### REQUEST
Give all of the lines again, with nothing added or dropped.

### ENTRIES SHOWN
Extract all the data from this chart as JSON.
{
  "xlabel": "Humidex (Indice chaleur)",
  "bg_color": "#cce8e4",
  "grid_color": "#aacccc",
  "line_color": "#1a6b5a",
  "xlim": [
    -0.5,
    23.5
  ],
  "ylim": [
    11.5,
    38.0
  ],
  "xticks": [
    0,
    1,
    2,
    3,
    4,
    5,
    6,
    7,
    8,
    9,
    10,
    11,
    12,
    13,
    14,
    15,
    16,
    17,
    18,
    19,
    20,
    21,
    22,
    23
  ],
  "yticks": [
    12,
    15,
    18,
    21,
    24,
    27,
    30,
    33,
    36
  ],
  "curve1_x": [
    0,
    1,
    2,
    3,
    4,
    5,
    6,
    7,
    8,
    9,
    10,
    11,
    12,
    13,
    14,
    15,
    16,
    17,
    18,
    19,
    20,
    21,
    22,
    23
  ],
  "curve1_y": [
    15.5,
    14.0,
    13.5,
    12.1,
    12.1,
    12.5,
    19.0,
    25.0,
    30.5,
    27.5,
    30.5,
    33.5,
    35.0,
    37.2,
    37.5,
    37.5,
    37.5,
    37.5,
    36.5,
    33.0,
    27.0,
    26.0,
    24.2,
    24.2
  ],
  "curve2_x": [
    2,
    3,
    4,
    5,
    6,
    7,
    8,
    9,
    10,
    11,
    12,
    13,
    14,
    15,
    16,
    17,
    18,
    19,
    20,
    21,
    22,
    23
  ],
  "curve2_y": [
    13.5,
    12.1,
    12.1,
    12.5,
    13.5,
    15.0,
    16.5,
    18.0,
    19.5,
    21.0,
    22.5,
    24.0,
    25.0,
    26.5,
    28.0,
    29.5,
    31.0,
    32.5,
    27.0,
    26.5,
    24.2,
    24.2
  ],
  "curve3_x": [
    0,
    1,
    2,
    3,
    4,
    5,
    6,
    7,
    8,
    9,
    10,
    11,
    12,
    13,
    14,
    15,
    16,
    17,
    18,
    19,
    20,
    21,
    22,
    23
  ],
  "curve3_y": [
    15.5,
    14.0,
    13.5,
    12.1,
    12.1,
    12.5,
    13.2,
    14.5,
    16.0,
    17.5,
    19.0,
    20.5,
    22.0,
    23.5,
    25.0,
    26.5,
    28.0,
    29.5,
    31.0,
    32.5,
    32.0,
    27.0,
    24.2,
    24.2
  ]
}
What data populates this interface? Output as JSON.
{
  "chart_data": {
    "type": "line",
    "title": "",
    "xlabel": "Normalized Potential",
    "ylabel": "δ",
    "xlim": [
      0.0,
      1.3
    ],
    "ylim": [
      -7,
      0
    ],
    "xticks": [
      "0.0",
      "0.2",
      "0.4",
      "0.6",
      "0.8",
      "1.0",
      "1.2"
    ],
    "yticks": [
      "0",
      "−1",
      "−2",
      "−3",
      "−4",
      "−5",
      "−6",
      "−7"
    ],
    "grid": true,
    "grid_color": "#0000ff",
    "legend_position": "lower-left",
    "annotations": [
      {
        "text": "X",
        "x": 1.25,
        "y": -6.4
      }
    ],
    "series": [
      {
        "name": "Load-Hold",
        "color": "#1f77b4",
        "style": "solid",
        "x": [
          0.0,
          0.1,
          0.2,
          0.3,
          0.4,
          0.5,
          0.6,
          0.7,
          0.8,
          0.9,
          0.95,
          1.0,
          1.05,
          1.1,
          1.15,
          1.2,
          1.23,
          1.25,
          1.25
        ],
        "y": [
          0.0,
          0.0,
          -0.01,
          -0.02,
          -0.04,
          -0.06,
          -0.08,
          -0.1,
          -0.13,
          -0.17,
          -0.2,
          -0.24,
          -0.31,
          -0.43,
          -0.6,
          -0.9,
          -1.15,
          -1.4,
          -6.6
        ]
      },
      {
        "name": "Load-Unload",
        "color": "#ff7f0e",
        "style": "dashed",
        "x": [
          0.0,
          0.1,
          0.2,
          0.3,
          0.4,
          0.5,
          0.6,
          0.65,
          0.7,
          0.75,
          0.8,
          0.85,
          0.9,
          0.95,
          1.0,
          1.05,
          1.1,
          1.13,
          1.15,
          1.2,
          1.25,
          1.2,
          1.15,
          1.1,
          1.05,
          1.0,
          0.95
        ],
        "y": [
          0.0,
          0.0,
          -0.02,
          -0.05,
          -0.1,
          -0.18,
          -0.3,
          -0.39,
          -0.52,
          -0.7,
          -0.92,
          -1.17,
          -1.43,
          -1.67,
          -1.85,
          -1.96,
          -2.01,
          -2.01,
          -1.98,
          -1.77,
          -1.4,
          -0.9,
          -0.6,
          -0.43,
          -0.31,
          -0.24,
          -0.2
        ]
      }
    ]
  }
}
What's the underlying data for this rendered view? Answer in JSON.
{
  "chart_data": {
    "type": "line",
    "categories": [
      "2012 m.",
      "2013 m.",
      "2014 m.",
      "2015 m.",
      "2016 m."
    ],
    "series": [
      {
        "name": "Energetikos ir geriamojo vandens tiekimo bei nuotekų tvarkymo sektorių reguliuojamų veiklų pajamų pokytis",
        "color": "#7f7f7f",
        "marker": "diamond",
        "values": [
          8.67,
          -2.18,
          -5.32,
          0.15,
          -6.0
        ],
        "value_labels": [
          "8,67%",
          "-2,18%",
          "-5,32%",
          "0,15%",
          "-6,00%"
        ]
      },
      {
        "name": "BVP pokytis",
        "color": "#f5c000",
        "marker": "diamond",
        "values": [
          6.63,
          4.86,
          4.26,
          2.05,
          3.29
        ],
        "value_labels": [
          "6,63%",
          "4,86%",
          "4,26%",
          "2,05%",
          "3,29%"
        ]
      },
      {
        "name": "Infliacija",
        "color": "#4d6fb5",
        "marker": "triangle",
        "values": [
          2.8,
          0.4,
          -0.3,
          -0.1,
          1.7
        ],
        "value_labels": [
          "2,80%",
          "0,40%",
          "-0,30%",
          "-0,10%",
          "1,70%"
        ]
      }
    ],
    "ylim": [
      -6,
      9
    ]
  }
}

### TASK RESPONSE
Extract all the data from this chart as JSON.
{
  "xlabel": "Humidex (Indice chaleur)",
  "bg_color": "#cce8e4",
  "grid_color": "#aacccc",
  "line_color": "#1a6b5a",
  "xlim": [
    -0.5,
    23.5
  ],
  "ylim": [
    11.5,
    38.0
  ],
  "xticks": [
    0,
    1,
    2,
    3,
    4,
    5,
    6,
    7,
    8,
    9,
    10,
    11,
    12,
    13,
    14,
    15,
    16,
    17,
    18,
    19,
    20,
    21,
    22,
    23
  ],
  "yticks": [
    12,
    15,
    18,
    21,
    24,
    27,
    30,
    33,
    36
  ],
  "curve1_x": [
    0,
    1,
    2,
    3,
    4,
    5,
    6,
    7,
    8,
    9,
    10,
    11,
    12,
    13,
    14,
    15,
    16,
    17,
    18,
    19,
    20,
    21,
    22,
    23
  ],
  "curve1_y": [
    15.5,
    14.0,
    13.5,
    12.1,
    12.1,
    12.5,
    19.0,
    25.0,
    30.5,
    27.5,
    30.5,
    33.5,
    35.0,
    37.2,
    37.5,
    37.5,
    37.5,
    37.5,
    36.5,
    33.0,
    27.0,
    26.0,
    24.2,
    24.2
  ],
  "curve2_x": [
    2,
    3,
    4,
    5,
    6,
    7,
    8,
    9,
    10,
    11,
    12,
    13,
    14,
    15,
    16,
    17,
    18,
    19,
    20,
    21,
    22,
    23
  ],
  "curve2_y": [
    13.5,
    12.1,
    12.1,
    12.5,
    13.5,
    15.0,
    16.5,
    18.0,
    19.5,
    21.0,
    22.5,
    24.0,
    25.0,
    26.5,
    28.0,
    29.5,
    31.0,
    32.5,
    27.0,
    26.5,
    24.2,
    24.2
  ],
  "curve3_x": [
    0,
    1,
    2,
    3,
    4,
    5,
    6,
    7,
    8,
    9,
    10,
    11,
    12,
    13,
    14,
    15,
    16,
    17,
    18,
    19,
    20,
    21,
    22,
    23
  ],
  "curve3_y": [
    15.5,
    14.0,
    13.5,
    12.1,
    12.1,
    12.5,
    13.2,
    14.5,
    16.0,
    17.5,
    19.0,
    20.5,
    22.0,
    23.5,
    25.0,
    26.5,
    28.0,
    29.5,
    31.0,
    32.5,
    32.0,
    27.0,
    24.2,
    24.2
  ]
}
What data populates this interface? Output as JSON.
{
  "chart_data": {
    "type": "line",
    "title": "",
    "xlabel": "Normalized Potential",
    "ylabel": "δ",
    "xlim": [
      0.0,
      1.3
    ],
    "ylim": [
      -7,
      0
    ],
    "xticks": [
      "0.0",
      "0.2",
      "0.4",
      "0.6",
      "0.8",
      "1.0",
      "1.2"
    ],
    "yticks": [
      "0",
      "−1",
      "−2",
      "−3",
      "−4",
      "−5",
      "−6",
      "−7"
    ],
    "grid": true,
    "grid_color": "#0000ff",
    "legend_position": "lower-left",
    "annotations": [
      {
        "text": "X",
        "x": 1.25,
        "y": -6.4
      }
    ],
    "series": [
      {
        "name": "Load-Hold",
        "color": "#1f77b4",
        "style": "solid",
        "x": [
          0.0,
          0.1,
          0.2,
          0.3,
          0.4,
          0.5,
          0.6,
          0.7,
          0.8,
          0.9,
          0.95,
          1.0,
          1.05,
          1.1,
          1.15,
          1.2,
          1.23,
          1.25,
          1.25
        ],
        "y": [
          0.0,
          0.0,
          -0.01,
          -0.02,
          -0.04,
          -0.06,
          -0.08,
          -0.1,
          -0.13,
          -0.17,
          -0.2,
          -0.24,
          -0.31,
          -0.43,
          -0.6,
          -0.9,
          -1.15,
          -1.4,
          -6.6
        ]
      },
      {
        "name": "Load-Unload",
        "color": "#ff7f0e",
        "style": "dashed",
        "x": [
          0.0,
          0.1,
          0.2,
          0.3,
          0.4,
          0.5,
          0.6,
          0.65,
          0.7,
          0.75,
          0.8,
          0.85,
          0.9,
          0.95,
          1.0,
          1.05,
          1.1,
          1.13,
          1.15,
          1.2,
          1.25,
          1.2,
          1.15,
          1.1,
          1.05,
          1.0,
          0.95
        ],
        "y": [
          0.0,
          0.0,
          -0.02,
          -0.05,
          -0.1,
          -0.18,
          -0.3,
          -0.39,
          -0.52,
          -0.7,
          -0.92,
          -1.17,
          -1.43,
          -1.67,
          -1.85,
          -1.96,
          -2.01,
          -2.01,
          -1.98,
          -1.77,
          -1.4,
          -0.9,
          -0.6,
          -0.43,
          -0.31,
          -0.24,
          -0.2
        ]
      }
    ]
  }
}
What's the underlying data for this rendered view? Answer in JSON.
{
  "chart_data": {
    "type": "line",
    "categories": [
      "2012 m.",
      "2013 m.",
      "2014 m.",
      "2015 m.",
      "2016 m."
    ],
    "series": [
      {
        "name": "Energetikos ir geriamojo vandens tiekimo bei nuotekų tvarkymo sektorių reguliuojamų veiklų pajamų pokytis",
        "color": "#7f7f7f",
        "marker": "diamond",
        "values": [
          8.67,
          -2.18,
          -5.32,
          0.15,
          -6.0
        ],
        "value_labels": [
          "8,67%",
          "-2,18%",
          "-5,32%",
          "0,15%",
          "-6,00%"
        ]
      },
      {
        "name": "BVP pokytis",
        "color": "#f5c000",
        "marker": "diamond",
        "values": [
          6.63,
          4.86,
          4.26,
          2.05,
          3.29
        ],
        "value_labels": [
          "6,63%",
          "4,86%",
          "4,26%",
          "2,05%",
          "3,29%"
        ]
      },
      {
        "name": "Infliacija",
        "color": "#4d6fb5",
        "marker": "triangle",
        "values": [
          2.8,
          0.4,
          -0.3,
          -0.1,
          1.7
        ],
        "value_labels": [
          "2,80%",
          "0,40%",
          "-0,30%",
          "-0,10%",
          "1,70%"
        ]
      }
    ],
    "ylim": [
      -6,
      9
    ]
  }
}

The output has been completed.